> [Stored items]
◆ ◆ ◆ ◆ ◆

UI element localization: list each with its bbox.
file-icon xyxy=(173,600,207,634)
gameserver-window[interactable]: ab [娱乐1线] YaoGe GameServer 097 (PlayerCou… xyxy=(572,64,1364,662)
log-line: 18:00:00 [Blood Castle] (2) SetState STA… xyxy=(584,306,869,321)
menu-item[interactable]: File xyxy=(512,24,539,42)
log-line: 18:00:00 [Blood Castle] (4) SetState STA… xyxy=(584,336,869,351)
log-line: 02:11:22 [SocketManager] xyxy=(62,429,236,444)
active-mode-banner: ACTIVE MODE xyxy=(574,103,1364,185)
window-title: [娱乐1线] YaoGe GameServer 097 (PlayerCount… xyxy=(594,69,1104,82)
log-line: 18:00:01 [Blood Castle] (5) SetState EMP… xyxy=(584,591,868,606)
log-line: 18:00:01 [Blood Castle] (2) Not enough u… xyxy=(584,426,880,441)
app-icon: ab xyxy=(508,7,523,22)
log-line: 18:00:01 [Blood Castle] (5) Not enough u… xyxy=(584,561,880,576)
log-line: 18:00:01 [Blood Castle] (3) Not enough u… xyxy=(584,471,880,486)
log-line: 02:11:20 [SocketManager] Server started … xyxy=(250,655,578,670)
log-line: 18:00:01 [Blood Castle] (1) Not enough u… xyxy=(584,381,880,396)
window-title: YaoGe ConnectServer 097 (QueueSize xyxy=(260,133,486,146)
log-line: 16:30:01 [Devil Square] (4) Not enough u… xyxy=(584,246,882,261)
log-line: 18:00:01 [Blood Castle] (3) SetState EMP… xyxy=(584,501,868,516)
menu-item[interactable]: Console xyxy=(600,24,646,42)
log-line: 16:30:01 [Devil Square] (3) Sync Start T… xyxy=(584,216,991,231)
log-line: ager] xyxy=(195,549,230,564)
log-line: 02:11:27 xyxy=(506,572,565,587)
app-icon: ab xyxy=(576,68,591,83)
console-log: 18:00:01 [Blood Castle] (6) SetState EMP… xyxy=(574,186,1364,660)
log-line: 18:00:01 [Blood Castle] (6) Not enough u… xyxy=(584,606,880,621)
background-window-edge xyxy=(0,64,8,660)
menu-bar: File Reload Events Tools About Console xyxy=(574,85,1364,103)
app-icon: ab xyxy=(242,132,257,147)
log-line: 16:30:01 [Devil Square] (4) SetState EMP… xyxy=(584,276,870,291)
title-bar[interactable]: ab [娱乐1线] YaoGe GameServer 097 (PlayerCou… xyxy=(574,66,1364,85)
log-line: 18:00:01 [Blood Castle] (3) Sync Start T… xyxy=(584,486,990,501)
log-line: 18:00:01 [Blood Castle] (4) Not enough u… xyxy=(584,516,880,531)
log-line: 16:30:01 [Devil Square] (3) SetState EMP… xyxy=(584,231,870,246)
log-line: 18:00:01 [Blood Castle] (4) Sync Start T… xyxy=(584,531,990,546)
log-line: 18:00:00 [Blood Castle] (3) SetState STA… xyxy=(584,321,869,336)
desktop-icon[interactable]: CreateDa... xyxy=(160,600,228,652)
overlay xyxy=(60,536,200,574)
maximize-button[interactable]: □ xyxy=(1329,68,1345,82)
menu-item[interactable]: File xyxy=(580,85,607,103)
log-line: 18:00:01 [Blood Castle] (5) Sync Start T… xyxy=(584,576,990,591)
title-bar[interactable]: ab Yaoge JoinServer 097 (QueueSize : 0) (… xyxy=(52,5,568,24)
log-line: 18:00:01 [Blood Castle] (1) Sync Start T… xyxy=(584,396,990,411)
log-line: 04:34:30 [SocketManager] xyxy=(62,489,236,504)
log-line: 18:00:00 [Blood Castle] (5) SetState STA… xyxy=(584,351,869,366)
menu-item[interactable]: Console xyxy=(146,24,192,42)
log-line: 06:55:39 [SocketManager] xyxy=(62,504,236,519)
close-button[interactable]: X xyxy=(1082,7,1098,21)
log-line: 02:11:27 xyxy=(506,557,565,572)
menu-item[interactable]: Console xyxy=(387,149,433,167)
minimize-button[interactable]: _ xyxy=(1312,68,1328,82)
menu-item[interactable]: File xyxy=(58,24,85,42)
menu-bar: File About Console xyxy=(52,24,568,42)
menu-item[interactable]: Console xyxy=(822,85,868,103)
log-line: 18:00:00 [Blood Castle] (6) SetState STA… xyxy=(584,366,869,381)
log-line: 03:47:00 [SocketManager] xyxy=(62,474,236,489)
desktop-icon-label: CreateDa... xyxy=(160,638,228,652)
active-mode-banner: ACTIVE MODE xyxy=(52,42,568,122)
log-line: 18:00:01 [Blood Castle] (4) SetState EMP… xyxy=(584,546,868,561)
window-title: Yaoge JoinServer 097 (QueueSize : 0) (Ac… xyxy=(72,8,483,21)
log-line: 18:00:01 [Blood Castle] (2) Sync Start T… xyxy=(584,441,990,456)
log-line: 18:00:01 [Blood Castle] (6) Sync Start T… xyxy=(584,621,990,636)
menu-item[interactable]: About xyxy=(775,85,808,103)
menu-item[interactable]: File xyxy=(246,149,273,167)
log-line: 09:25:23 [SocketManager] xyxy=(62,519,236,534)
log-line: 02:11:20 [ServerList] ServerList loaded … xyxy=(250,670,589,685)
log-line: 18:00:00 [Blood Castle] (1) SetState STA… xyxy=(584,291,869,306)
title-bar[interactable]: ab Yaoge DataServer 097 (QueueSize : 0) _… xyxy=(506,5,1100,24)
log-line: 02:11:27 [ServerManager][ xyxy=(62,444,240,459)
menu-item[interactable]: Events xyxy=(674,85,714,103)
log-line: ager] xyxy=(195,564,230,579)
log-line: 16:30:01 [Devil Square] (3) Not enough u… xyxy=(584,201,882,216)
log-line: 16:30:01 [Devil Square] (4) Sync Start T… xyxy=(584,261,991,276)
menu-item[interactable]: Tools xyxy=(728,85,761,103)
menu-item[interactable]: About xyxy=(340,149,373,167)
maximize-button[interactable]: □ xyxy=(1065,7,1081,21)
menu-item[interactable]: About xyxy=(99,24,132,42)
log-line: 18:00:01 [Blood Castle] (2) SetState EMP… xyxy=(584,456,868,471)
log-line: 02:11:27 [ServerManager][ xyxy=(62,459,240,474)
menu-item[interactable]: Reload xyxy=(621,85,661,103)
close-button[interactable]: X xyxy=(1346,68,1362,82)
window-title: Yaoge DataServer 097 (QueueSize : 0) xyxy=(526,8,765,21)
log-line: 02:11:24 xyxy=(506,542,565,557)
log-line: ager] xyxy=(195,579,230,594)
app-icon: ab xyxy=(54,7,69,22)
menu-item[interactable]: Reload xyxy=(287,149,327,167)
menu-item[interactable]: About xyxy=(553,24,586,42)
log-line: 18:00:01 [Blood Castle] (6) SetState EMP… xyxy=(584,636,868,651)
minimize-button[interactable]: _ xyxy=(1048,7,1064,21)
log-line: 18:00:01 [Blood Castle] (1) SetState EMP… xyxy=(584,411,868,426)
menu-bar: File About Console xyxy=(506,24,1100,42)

◆ ◆ ◆ ◆ ◆

> [Short task]
Retype the listing line for line, with no changes.

> [Written response]
UI element localization: list each with its bbox.
file-icon xyxy=(173,600,207,634)
gameserver-window[interactable]: ab [娱乐1线] YaoGe GameServer 097 (PlayerCou… xyxy=(572,64,1364,662)
log-line: 18:00:00 [Blood Castle] (2) SetState STA… xyxy=(584,306,869,321)
menu-item[interactable]: File xyxy=(512,24,539,42)
log-line: 18:00:00 [Blood Castle] (4) SetState STA… xyxy=(584,336,869,351)
log-line: 02:11:22 [SocketManager] xyxy=(62,429,236,444)
active-mode-banner: ACTIVE MODE xyxy=(574,103,1364,185)
window-title: [娱乐1线] YaoGe GameServer 097 (PlayerCount… xyxy=(594,69,1104,82)
log-line: 18:00:01 [Blood Castle] (5) SetState EMP… xyxy=(584,591,868,606)
log-line: 18:00:01 [Blood Castle] (2) Not enough u… xyxy=(584,426,880,441)
app-icon: ab xyxy=(508,7,523,22)
log-line: 18:00:01 [Blood Castle] (5) Not enough u… xyxy=(584,561,880,576)
log-line: 18:00:01 [Blood Castle] (3) Not enough u… xyxy=(584,471,880,486)
log-line: 02:11:20 [SocketManager] Server started … xyxy=(250,655,578,670)
log-line: 18:00:01 [Blood Castle] (1) Not enough u… xyxy=(584,381,880,396)
window-title: YaoGe ConnectServer 097 (QueueSize xyxy=(260,133,486,146)
log-line: 16:30:01 [Devil Square] (4) Not enough u… xyxy=(584,246,882,261)
log-line: 18:00:01 [Blood Castle] (3) SetState EMP… xyxy=(584,501,868,516)
menu-item[interactable]: Console xyxy=(600,24,646,42)
log-line: 16:30:01 [Devil Square] (3) Sync Start T… xyxy=(584,216,991,231)
log-line: ager] xyxy=(195,549,230,564)
log-line: 02:11:27 xyxy=(506,572,565,587)
app-icon: ab xyxy=(576,68,591,83)
console-log: 18:00:01 [Blood Castle] (6) SetState EMP… xyxy=(574,186,1364,660)
log-line: 18:00:01 [Blood Castle] (6) Not enough u… xyxy=(584,606,880,621)
background-window-edge xyxy=(0,64,8,660)
menu-bar: File Reload Events Tools About Console xyxy=(574,85,1364,103)
app-icon: ab xyxy=(242,132,257,147)
log-line: 16:30:01 [Devil Square] (4) SetState EMP… xyxy=(584,276,870,291)
title-bar[interactable]: ab [娱乐1线] YaoGe GameServer 097 (PlayerCou… xyxy=(574,66,1364,85)
log-line: 18:00:01 [Blood Castle] (3) Sync Start T… xyxy=(584,486,990,501)
log-line: 18:00:01 [Blood Castle] (4) Not enough u… xyxy=(584,516,880,531)
log-line: 16:30:01 [Devil Square] (3) SetState EMP… xyxy=(584,231,870,246)
log-line: 18:00:01 [Blood Castle] (4) Sync Start T… xyxy=(584,531,990,546)
log-line: 18:00:00 [Blood Castle] (3) SetState STA… xyxy=(584,321,869,336)
desktop-icon[interactable]: CreateDa... xyxy=(160,600,228,652)
overlay xyxy=(60,536,200,574)
maximize-button[interactable]: □ xyxy=(1329,68,1345,82)
menu-item[interactable]: File xyxy=(580,85,607,103)
log-line: 18:00:01 [Blood Castle] (5) Sync Start T… xyxy=(584,576,990,591)
title-bar[interactable]: ab Yaoge JoinServer 097 (QueueSize : 0) (… xyxy=(52,5,568,24)
log-line: 18:00:01 [Blood Castle] (1) Sync Start T… xyxy=(584,396,990,411)
log-line: 04:34:30 [SocketManager] xyxy=(62,489,236,504)
log-line: 18:00:00 [Blood Castle] (5) SetState STA… xyxy=(584,351,869,366)
menu-item[interactable]: Console xyxy=(146,24,192,42)
log-line: 06:55:39 [SocketManager] xyxy=(62,504,236,519)
close-button[interactable]: X xyxy=(1082,7,1098,21)
log-line: 02:11:27 xyxy=(506,557,565,572)
menu-item[interactable]: Console xyxy=(387,149,433,167)
minimize-button[interactable]: _ xyxy=(1312,68,1328,82)
menu-item[interactable]: File xyxy=(58,24,85,42)
menu-bar: File About Console xyxy=(52,24,568,42)
menu-item[interactable]: Console xyxy=(822,85,868,103)
log-line: 18:00:00 [Blood Castle] (6) SetState STA… xyxy=(584,366,869,381)
log-line: 03:47:00 [SocketManager] xyxy=(62,474,236,489)
desktop-icon-label: CreateDa... xyxy=(160,638,228,652)
active-mode-banner: ACTIVE MODE xyxy=(52,42,568,122)
log-line: 18:00:01 [Blood Castle] (4) SetState EMP… xyxy=(584,546,868,561)
window-title: Yaoge JoinServer 097 (QueueSize : 0) (Ac… xyxy=(72,8,483,21)
log-line: 18:00:01 [Blood Castle] (2) Sync Start T… xyxy=(584,441,990,456)
log-line: 18:00:01 [Blood Castle] (6) Sync Start T… xyxy=(584,621,990,636)
menu-item[interactable]: About xyxy=(775,85,808,103)
menu-item[interactable]: File xyxy=(246,149,273,167)
log-line: 09:25:23 [SocketManager] xyxy=(62,519,236,534)
log-line: 02:11:20 [ServerList] ServerList loaded … xyxy=(250,670,589,685)
log-line: 18:00:00 [Blood Castle] (1) SetState STA… xyxy=(584,291,869,306)
title-bar[interactable]: ab Yaoge DataServer 097 (QueueSize : 0) _… xyxy=(506,5,1100,24)
log-line: 02:11:27 [ServerManager][ xyxy=(62,444,240,459)
menu-item[interactable]: Events xyxy=(674,85,714,103)
log-line: ager] xyxy=(195,564,230,579)
log-line: 16:30:01 [Devil Square] (3) Not enough u… xyxy=(584,201,882,216)
log-line: 16:30:01 [Devil Square] (4) Sync Start T… xyxy=(584,261,991,276)
menu-item[interactable]: Tools xyxy=(728,85,761,103)
menu-item[interactable]: About xyxy=(340,149,373,167)
maximize-button[interactable]: □ xyxy=(1065,7,1081,21)
menu-item[interactable]: About xyxy=(99,24,132,42)
log-line: 18:00:01 [Blood Castle] (2) SetState EMP… xyxy=(584,456,868,471)
log-line: 02:11:27 [ServerManager][ xyxy=(62,459,240,474)
menu-item[interactable]: Reload xyxy=(621,85,661,103)
close-button[interactable]: X xyxy=(1346,68,1362,82)
window-title: Yaoge DataServer 097 (QueueSize : 0) xyxy=(526,8,765,21)
log-line: 02:11:24 xyxy=(506,542,565,557)
log-line: ager] xyxy=(195,579,230,594)
app-icon: ab xyxy=(54,7,69,22)
menu-item[interactable]: Reload xyxy=(287,149,327,167)
menu-item[interactable]: About xyxy=(553,24,586,42)
log-line: 18:00:01 [Blood Castle] (6) SetState EMP… xyxy=(584,636,868,651)
minimize-button[interactable]: _ xyxy=(1048,7,1064,21)
log-line: 18:00:01 [Blood Castle] (1) SetState EMP… xyxy=(584,411,868,426)
menu-bar: File About Console xyxy=(506,24,1100,42)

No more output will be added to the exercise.